- [Directive]: Print all records exactly, leaving nothing out.

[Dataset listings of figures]

++++

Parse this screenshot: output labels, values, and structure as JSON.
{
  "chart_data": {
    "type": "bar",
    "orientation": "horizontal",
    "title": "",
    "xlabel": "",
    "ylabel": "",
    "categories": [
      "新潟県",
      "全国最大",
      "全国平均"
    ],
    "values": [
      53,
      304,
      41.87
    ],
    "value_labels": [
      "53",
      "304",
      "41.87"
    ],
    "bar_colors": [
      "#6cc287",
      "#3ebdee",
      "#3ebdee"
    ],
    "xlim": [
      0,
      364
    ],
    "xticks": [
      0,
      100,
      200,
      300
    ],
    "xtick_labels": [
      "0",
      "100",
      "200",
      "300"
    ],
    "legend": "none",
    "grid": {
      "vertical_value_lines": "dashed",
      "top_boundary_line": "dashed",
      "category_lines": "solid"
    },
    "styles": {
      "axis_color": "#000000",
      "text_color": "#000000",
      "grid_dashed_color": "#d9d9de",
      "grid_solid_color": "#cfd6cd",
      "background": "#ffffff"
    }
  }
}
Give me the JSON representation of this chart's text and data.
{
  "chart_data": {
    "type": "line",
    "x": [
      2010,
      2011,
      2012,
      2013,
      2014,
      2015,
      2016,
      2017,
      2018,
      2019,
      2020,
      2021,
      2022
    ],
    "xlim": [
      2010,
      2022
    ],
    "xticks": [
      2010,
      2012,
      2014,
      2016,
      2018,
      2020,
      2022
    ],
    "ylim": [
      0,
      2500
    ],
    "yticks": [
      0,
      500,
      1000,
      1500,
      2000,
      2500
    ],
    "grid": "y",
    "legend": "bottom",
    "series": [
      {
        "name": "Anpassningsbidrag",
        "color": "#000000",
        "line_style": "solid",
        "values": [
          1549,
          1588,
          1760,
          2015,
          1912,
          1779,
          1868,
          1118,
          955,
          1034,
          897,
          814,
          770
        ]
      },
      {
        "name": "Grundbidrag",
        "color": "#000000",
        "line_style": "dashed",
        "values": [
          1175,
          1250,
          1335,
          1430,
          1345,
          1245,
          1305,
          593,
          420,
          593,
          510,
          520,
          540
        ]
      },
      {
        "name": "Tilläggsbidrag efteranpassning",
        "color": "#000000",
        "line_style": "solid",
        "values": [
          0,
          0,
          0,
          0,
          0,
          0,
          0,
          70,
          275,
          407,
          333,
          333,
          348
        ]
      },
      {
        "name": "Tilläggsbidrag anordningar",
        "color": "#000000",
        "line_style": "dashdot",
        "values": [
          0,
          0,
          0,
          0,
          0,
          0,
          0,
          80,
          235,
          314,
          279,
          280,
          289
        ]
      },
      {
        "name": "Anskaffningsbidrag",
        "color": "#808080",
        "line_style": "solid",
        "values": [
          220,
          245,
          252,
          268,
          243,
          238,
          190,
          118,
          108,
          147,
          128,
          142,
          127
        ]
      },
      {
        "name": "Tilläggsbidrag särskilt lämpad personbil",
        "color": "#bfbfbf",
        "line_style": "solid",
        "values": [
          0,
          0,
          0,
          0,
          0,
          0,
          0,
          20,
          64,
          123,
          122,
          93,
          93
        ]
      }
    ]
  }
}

++++

- [Written response]:
Parse this screenshot: output labels, values, and structure as JSON.
{
  "chart_data": {
    "type": "bar",
    "orientation": "horizontal",
    "title": "",
    "xlabel": "",
    "ylabel": "",
    "categories": [
      "新潟県",
      "全国最大",
      "全国平均"
    ],
    "values": [
      53,
      304,
      41.87
    ],
    "value_labels": [
      "53",
      "304",
      "41.87"
    ],
    "bar_colors": [
      "#6cc287",
      "#3ebdee",
      "#3ebdee"
    ],
    "xlim": [
      0,
      364
    ],
    "xticks": [
      0,
      100,
      200,
      300
    ],
    "xtick_labels": [
      "0",
      "100",
      "200",
      "300"
    ],
    "legend": "none",
    "grid": {
      "vertical_value_lines": "dashed",
      "top_boundary_line": "dashed",
      "category_lines": "solid"
    },
    "styles": {
      "axis_color": "#000000",
      "text_color": "#000000",
      "grid_dashed_color": "#d9d9de",
      "grid_solid_color": "#cfd6cd",
      "background": "#ffffff"
    }
  }
}
Give me the JSON representation of this chart's text and data.
{
  "chart_data": {
    "type": "line",
    "x": [
      2010,
      2011,
      2012,
      2013,
      2014,
      2015,
      2016,
      2017,
      2018,
      2019,
      2020,
      2021,
      2022
    ],
    "xlim": [
      2010,
      2022
    ],
    "xticks": [
      2010,
      2012,
      2014,
      2016,
      2018,
      2020,
      2022
    ],
    "ylim": [
      0,
      2500
    ],
    "yticks": [
      0,
      500,
      1000,
      1500,
      2000,
      2500
    ],
    "grid": "y",
    "legend": "bottom",
    "series": [
      {
        "name": "Anpassningsbidrag",
        "color": "#000000",
        "line_style": "solid",
        "values": [
          1549,
          1588,
          1760,
          2015,
          1912,
          1779,
          1868,
          1118,
          955,
          1034,
          897,
          814,
          770
        ]
      },
      {
        "name": "Grundbidrag",
        "color": "#000000",
        "line_style": "dashed",
        "values": [
          1175,
          1250,
          1335,
          1430,
          1345,
          1245,
          1305,
          593,
          420,
          593,
          510,
          520,
          540
        ]
      },
      {
        "name": "Tilläggsbidrag efteranpassning",
        "color": "#000000",
        "line_style": "solid",
        "values": [
          0,
          0,
          0,
          0,
          0,
          0,
          0,
          70,
          275,
          407,
          333,
          333,
          348
        ]
      },
      {
        "name": "Tilläggsbidrag anordningar",
        "color": "#000000",
        "line_style": "dashdot",
        "values": [
          0,
          0,
          0,
          0,
          0,
          0,
          0,
          80,
          235,
          314,
          279,
          280,
          289
        ]
      },
      {
        "name": "Anskaffningsbidrag",
        "color": "#808080",
        "line_style": "solid",
        "values": [
          220,
          245,
          252,
          268,
          243,
          238,
          190,
          118,
          108,
          147,
          128,
          142,
          127
        ]
      },
      {
        "name": "Tilläggsbidrag särskilt lämpad personbil",
        "color": "#bfbfbf",
        "line_style": "solid",
        "values": [
          0,
          0,
          0,
          0,
          0,
          0,
          0,
          20,
          64,
          123,
          122,
          93,
          93
        ]
      }
    ]
  }
}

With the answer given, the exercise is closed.